**What to work on**
Retype the data that follows line by line, exactly, and leave its pictures out.
=== Data section ===
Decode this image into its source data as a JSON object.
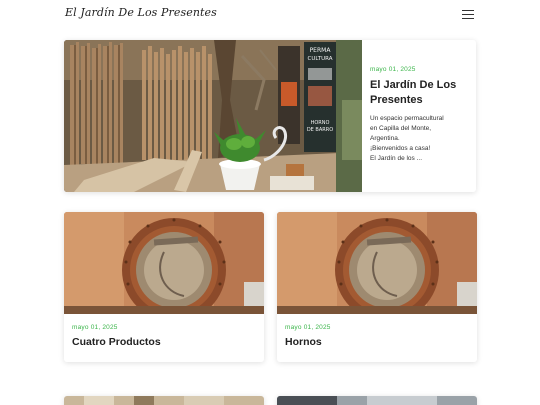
{
  "header": {
    "logo_text": "El Jardín De Los Presentes",
    "menu_icon": "hamburger-menu-icon"
  },
  "posts": {
    "featured": {
      "date": "mayo 01, 2025",
      "title_line1": "El Jardín De Los",
      "title_line2": "Presentes",
      "excerpt_line1": "Un espacio permacultural",
      "excerpt_line2": "en Capilla del Monte,",
      "excerpt_line3": "Argentina.",
      "excerpt_line4": "¡Bienvenidos a casa!",
      "excerpt_line5": "El Jardín de los ...",
      "sign_line1": "PERMA",
      "sign_line2": "CULTURA",
      "sign_line3": "HORNO",
      "sign_line4": "DE BARRO"
    },
    "cards": [
      {
        "date": "mayo 01, 2025",
        "title": "Cuatro Productos"
      },
      {
        "date": "mayo 01, 2025",
        "title": "Hornos"
      }
    ]
  },
  "colors": {
    "date_accent": "#3bb54a",
    "text": "#222222",
    "background": "#ffffff"
  }
}
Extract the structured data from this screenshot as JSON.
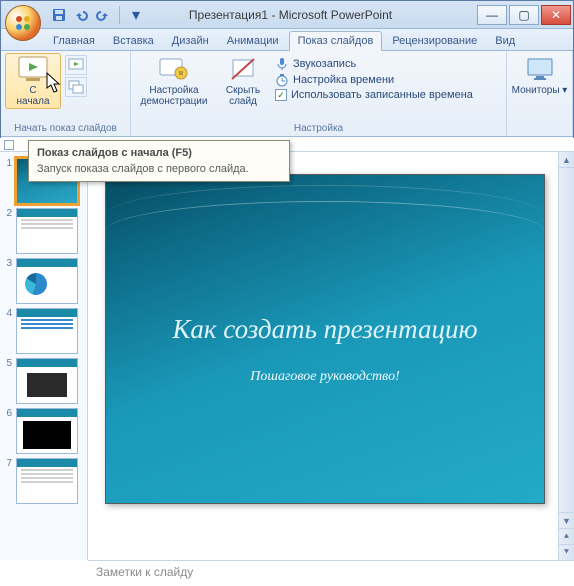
{
  "title": "Презентация1 - Microsoft PowerPoint",
  "tabs": {
    "home": "Главная",
    "insert": "Вставка",
    "design": "Дизайн",
    "animations": "Анимации",
    "slideshow": "Показ слайдов",
    "review": "Рецензирование",
    "view": "Вид"
  },
  "ribbon": {
    "start_group_title": "Начать показ слайдов",
    "from_begin": "С\nначала",
    "settings_group_title": "Настройка",
    "setup_show": "Настройка\nдемонстрации",
    "hide_slide": "Скрыть\nслайд",
    "record_narration": "Звукозапись",
    "rehearse": "Настройка времени",
    "use_timings": "Использовать записанные времена",
    "monitors_title": "",
    "monitors": "Мониторы"
  },
  "tooltip": {
    "title": "Показ слайдов с начала (F5)",
    "body": "Запуск показа слайдов с первого слайда."
  },
  "slide": {
    "title": "Как создать презентацию",
    "subtitle": "Пошаговое руководство!"
  },
  "thumbs": [
    "1",
    "2",
    "3",
    "4",
    "5",
    "6",
    "7"
  ],
  "notes_placeholder": "Заметки к слайду"
}
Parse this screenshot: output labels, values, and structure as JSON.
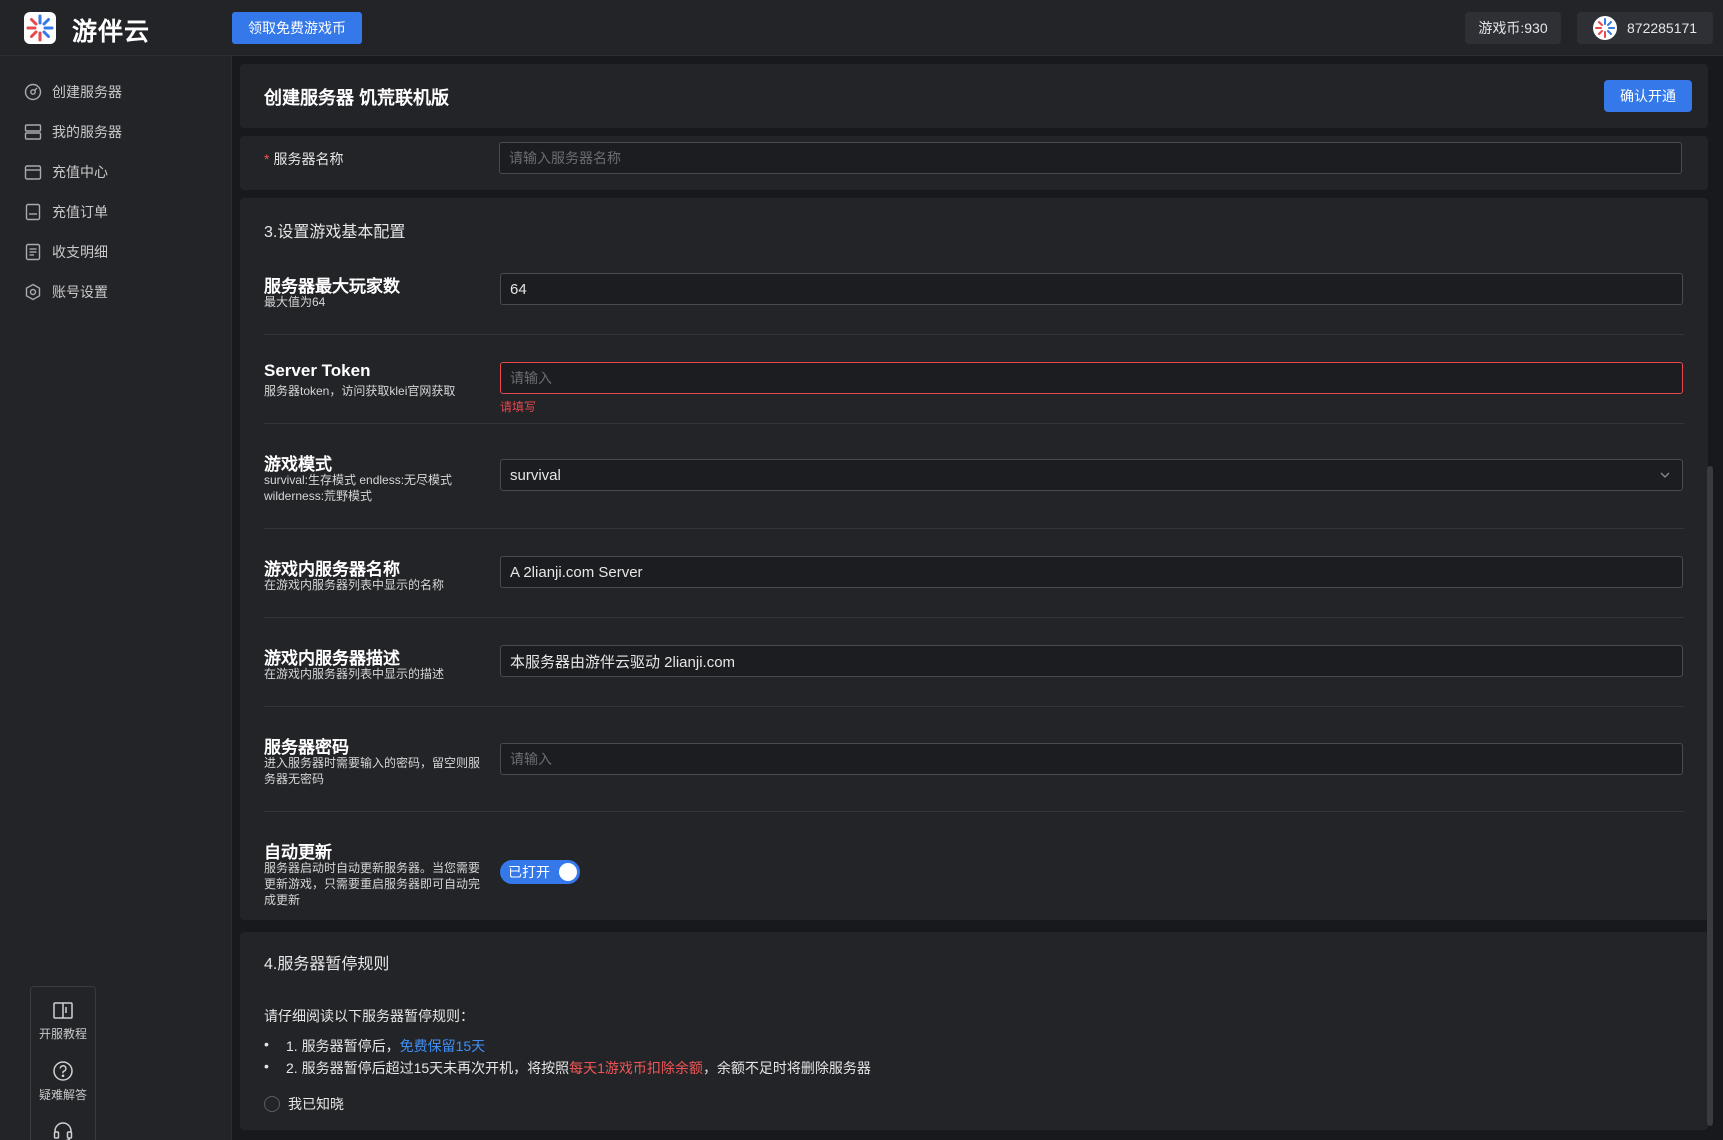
{
  "app": {
    "brand": "游伴云",
    "free_coin_button": "领取免费游戏币",
    "coin_balance": "游戏币:930",
    "user_id": "872285171"
  },
  "sidebar": {
    "items": [
      {
        "label": "创建服务器",
        "icon": "create-server-icon"
      },
      {
        "label": "我的服务器",
        "icon": "server-list-icon"
      },
      {
        "label": "充值中心",
        "icon": "wallet-icon"
      },
      {
        "label": "充值订单",
        "icon": "order-icon"
      },
      {
        "label": "收支明细",
        "icon": "ledger-icon"
      },
      {
        "label": "账号设置",
        "icon": "settings-icon"
      }
    ],
    "helpers": [
      {
        "label": "开服教程",
        "icon": "book-icon"
      },
      {
        "label": "疑难解答",
        "icon": "question-icon"
      },
      {
        "label": "客服",
        "icon": "headset-icon"
      }
    ]
  },
  "header": {
    "title": "创建服务器 饥荒联机版",
    "confirm_button": "确认开通"
  },
  "server_name": {
    "label": "服务器名称",
    "placeholder": "请输入服务器名称"
  },
  "config": {
    "section_title": "3.设置游戏基本配置",
    "max_players": {
      "title": "服务器最大玩家数",
      "desc": "最大值为64",
      "value": "64"
    },
    "token": {
      "title": "Server Token",
      "desc": "服务器token，访问获取klei官网获取",
      "placeholder": "请输入",
      "error": "请填写"
    },
    "mode": {
      "title": "游戏模式",
      "desc_line1": "survival:生存模式 endless:无尽模式",
      "desc_line2": "wilderness:荒野模式",
      "value": "survival"
    },
    "ingame_name": {
      "title": "游戏内服务器名称",
      "desc": "在游戏内服务器列表中显示的名称",
      "value": "A 2lianji.com Server"
    },
    "ingame_desc": {
      "title": "游戏内服务器描述",
      "desc": "在游戏内服务器列表中显示的描述",
      "value": "本服务器由游伴云驱动 2lianji.com"
    },
    "password": {
      "title": "服务器密码",
      "desc": "进入服务器时需要输入的密码，留空则服务器无密码",
      "placeholder": "请输入"
    },
    "auto_update": {
      "title": "自动更新",
      "desc": "服务器启动时自动更新服务器。当您需要更新游戏，只需要重启服务器即可自动完成更新",
      "toggle_label": "已打开",
      "enabled": true
    }
  },
  "rules": {
    "section_title": "4.服务器暂停规则",
    "intro": "请仔细阅读以下服务器暂停规则：",
    "rule1_prefix": "1. 服务器暂停后，",
    "rule1_highlight": "免费保留15天",
    "rule2_prefix": "2. 服务器暂停后超过15天未再次开机，将按照",
    "rule2_highlight": "每天1游戏币扣除余额",
    "rule2_suffix": "，余额不足时将删除服务器",
    "agree_label": "我已知晓"
  },
  "colors": {
    "accent": "#3478ea",
    "error": "#e5484d",
    "link_blue": "#3f8ef5",
    "warning_red": "#f05656",
    "background": "#18191c",
    "panel": "#232428"
  }
}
===
**Response for this exercise**
Decode this image into its source data as a JSON object.
{
  "header": {
    "logo_text": "El Jardín De Los Presentes",
    "menu_icon": "hamburger-menu-icon"
  },
  "posts": {
    "featured": {
      "date": "mayo 01, 2025",
      "title_line1": "El Jardín De Los",
      "title_line2": "Presentes",
      "excerpt_line1": "Un espacio permacultural",
      "excerpt_line2": "en Capilla del Monte,",
      "excerpt_line3": "Argentina.",
      "excerpt_line4": "¡Bienvenidos a casa!",
      "excerpt_line5": "El Jardín de los ...",
      "sign_line1": "PERMA",
      "sign_line2": "CULTURA",
      "sign_line3": "HORNO",
      "sign_line4": "DE BARRO"
    },
    "cards": [
      {
        "date": "mayo 01, 2025",
        "title": "Cuatro Productos"
      },
      {
        "date": "mayo 01, 2025",
        "title": "Hornos"
      }
    ]
  },
  "colors": {
    "date_accent": "#3bb54a",
    "text": "#222222",
    "background": "#ffffff"
  }
}
Extract the structured data from this screenshot as JSON.
{
  "title": "Презентация1 - Microsoft PowerPoint",
  "tabs": {
    "home": "Главная",
    "insert": "Вставка",
    "design": "Дизайн",
    "animations": "Анимации",
    "slideshow": "Показ слайдов",
    "review": "Рецензирование",
    "view": "Вид"
  },
  "ribbon": {
    "start_group_title": "Начать показ слайдов",
    "from_begin": "С\nначала",
    "settings_group_title": "Настройка",
    "setup_show": "Настройка\nдемонстрации",
    "hide_slide": "Скрыть\nслайд",
    "record_narration": "Звукозапись",
    "rehearse": "Настройка времени",
    "use_timings": "Использовать записанные времена",
    "monitors_title": "",
    "monitors": "Мониторы"
  },
  "tooltip": {
    "title": "Показ слайдов с начала (F5)",
    "body": "Запуск показа слайдов с первого слайда."
  },
  "slide": {
    "title": "Как создать презентацию",
    "subtitle": "Пошаговое руководство!"
  },
  "thumbs": [
    "1",
    "2",
    "3",
    "4",
    "5",
    "6",
    "7"
  ],
  "notes_placeholder": "Заметки к слайду"
}
Parse this screenshot: output labels, values, and structure as JSON.
{
  "app": {
    "brand": "游伴云",
    "free_coin_button": "领取免费游戏币",
    "coin_balance": "游戏币:930",
    "user_id": "872285171"
  },
  "sidebar": {
    "items": [
      {
        "label": "创建服务器",
        "icon": "create-server-icon"
      },
      {
        "label": "我的服务器",
        "icon": "server-list-icon"
      },
      {
        "label": "充值中心",
        "icon": "wallet-icon"
      },
      {
        "label": "充值订单",
        "icon": "order-icon"
      },
      {
        "label": "收支明细",
        "icon": "ledger-icon"
      },
      {
        "label": "账号设置",
        "icon": "settings-icon"
      }
    ],
    "helpers": [
      {
        "label": "开服教程",
        "icon": "book-icon"
      },
      {
        "label": "疑难解答",
        "icon": "question-icon"
      },
      {
        "label": "客服",
        "icon": "headset-icon"
      }
    ]
  },
  "header": {
    "title": "创建服务器 饥荒联机版",
    "confirm_button": "确认开通"
  },
  "server_name": {
    "label": "服务器名称",
    "placeholder": "请输入服务器名称"
  },
  "config": {
    "section_title": "3.设置游戏基本配置",
    "max_players": {
      "title": "服务器最大玩家数",
      "desc": "最大值为64",
      "value": "64"
    },
    "token": {
      "title": "Server Token",
      "desc": "服务器token，访问获取klei官网获取",
      "placeholder": "请输入",
      "error": "请填写"
    },
    "mode": {
      "title": "游戏模式",
      "desc_line1": "survival:生存模式 endless:无尽模式",
      "desc_line2": "wilderness:荒野模式",
      "value": "survival"
    },
    "ingame_name": {
      "title": "游戏内服务器名称",
      "desc": "在游戏内服务器列表中显示的名称",
      "value": "A 2lianji.com Server"
    },
    "ingame_desc": {
      "title": "游戏内服务器描述",
      "desc": "在游戏内服务器列表中显示的描述",
      "value": "本服务器由游伴云驱动 2lianji.com"
    },
    "password": {
      "title": "服务器密码",
      "desc": "进入服务器时需要输入的密码，留空则服务器无密码",
      "placeholder": "请输入"
    },
    "auto_update": {
      "title": "自动更新",
      "desc": "服务器启动时自动更新服务器。当您需要更新游戏，只需要重启服务器即可自动完成更新",
      "toggle_label": "已打开",
      "enabled": true
    }
  },
  "rules": {
    "section_title": "4.服务器暂停规则",
    "intro": "请仔细阅读以下服务器暂停规则：",
    "rule1_prefix": "1. 服务器暂停后，",
    "rule1_highlight": "免费保留15天",
    "rule2_prefix": "2. 服务器暂停后超过15天未再次开机，将按照",
    "rule2_highlight": "每天1游戏币扣除余额",
    "rule2_suffix": "，余额不足时将删除服务器",
    "agree_label": "我已知晓"
  },
  "colors": {
    "accent": "#3478ea",
    "error": "#e5484d",
    "link_blue": "#3f8ef5",
    "warning_red": "#f05656",
    "background": "#18191c",
    "panel": "#232428"
  }
}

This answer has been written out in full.